-------- EXTRACTED DATA --------

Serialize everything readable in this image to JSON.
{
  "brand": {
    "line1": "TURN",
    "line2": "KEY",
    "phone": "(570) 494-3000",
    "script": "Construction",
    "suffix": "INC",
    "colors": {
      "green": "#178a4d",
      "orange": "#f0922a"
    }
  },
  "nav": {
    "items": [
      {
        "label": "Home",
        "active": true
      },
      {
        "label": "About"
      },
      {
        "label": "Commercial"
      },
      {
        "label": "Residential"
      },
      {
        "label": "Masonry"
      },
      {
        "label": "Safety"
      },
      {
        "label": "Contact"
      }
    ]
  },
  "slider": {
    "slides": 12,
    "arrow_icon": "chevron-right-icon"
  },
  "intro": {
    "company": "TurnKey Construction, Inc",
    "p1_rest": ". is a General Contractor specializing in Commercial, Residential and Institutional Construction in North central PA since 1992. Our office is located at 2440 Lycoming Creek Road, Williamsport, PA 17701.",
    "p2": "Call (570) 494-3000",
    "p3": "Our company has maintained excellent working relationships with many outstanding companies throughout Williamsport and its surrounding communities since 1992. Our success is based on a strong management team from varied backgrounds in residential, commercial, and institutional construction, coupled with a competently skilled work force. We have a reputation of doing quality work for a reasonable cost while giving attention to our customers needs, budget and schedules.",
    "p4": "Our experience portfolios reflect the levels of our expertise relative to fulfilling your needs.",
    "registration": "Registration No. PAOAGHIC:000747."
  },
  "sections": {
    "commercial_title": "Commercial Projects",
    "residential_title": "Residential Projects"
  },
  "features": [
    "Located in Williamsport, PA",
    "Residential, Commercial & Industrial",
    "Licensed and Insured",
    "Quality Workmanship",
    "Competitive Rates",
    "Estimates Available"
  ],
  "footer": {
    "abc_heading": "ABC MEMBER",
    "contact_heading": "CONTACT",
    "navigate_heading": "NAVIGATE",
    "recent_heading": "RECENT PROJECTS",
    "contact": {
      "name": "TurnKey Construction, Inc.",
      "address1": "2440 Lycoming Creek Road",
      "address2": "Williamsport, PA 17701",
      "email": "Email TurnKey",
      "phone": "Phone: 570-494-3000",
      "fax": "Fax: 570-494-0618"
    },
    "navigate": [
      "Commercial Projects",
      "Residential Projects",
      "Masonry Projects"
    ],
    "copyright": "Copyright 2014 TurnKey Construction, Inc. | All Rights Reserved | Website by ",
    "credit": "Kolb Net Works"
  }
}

--------

Give every line of the material again, exactly as it reads.

Serialize everything readable in this image to JSON.
{
  "brand": {
    "line1": "TURN",
    "line2": "KEY",
    "phone": "(570) 494-3000",
    "script": "Construction",
    "suffix": "INC",
    "colors": {
      "green": "#178a4d",
      "orange": "#f0922a"
    }
  },
  "nav": {
    "items": [
      {
        "label": "Home",
        "active": true
      },
      {
        "label": "About"
      },
      {
        "label": "Commercial"
      },
      {
        "label": "Residential"
      },
      {
        "label": "Masonry"
      },
      {
        "label": "Safety"
      },
      {
        "label": "Contact"
      }
    ]
  },
  "slider": {
    "slides": 12,
    "arrow_icon": "chevron-right-icon"
  },
  "intro": {
    "company": "TurnKey Construction, Inc",
    "p1_rest": ". is a General Contractor specializing in Commercial, Residential and Institutional Construction in North central PA since 1992. Our office is located at 2440 Lycoming Creek Road, Williamsport, PA 17701.",
    "p2": "Call (570) 494-3000",
    "p3": "Our company has maintained excellent working relationships with many outstanding companies throughout Williamsport and its surrounding communities since 1992. Our success is based on a strong management team from varied backgrounds in residential, commercial, and institutional construction, coupled with a competently skilled work force. We have a reputation of doing quality work for a reasonable cost while giving attention to our customers needs, budget and schedules.",
    "p4": "Our experience portfolios reflect the levels of our expertise relative to fulfilling your needs.",
    "registration": "Registration No. PAOAGHIC:000747."
  },
  "sections": {
    "commercial_title": "Commercial Projects",
    "residential_title": "Residential Projects"
  },
  "features": [
    "Located in Williamsport, PA",
    "Residential, Commercial & Industrial",
    "Licensed and Insured",
    "Quality Workmanship",
    "Competitive Rates",
    "Estimates Available"
  ],
  "footer": {
    "abc_heading": "ABC MEMBER",
    "contact_heading": "CONTACT",
    "navigate_heading": "NAVIGATE",
    "recent_heading": "RECENT PROJECTS",
    "contact": {
      "name": "TurnKey Construction, Inc.",
      "address1": "2440 Lycoming Creek Road",
      "address2": "Williamsport, PA 17701",
      "email": "Email TurnKey",
      "phone": "Phone: 570-494-3000",
      "fax": "Fax: 570-494-0618"
    },
    "navigate": [
      "Commercial Projects",
      "Residential Projects",
      "Masonry Projects"
    ],
    "copyright": "Copyright 2014 TurnKey Construction, Inc. | All Rights Reserved | Website by ",
    "credit": "Kolb Net Works"
  }
}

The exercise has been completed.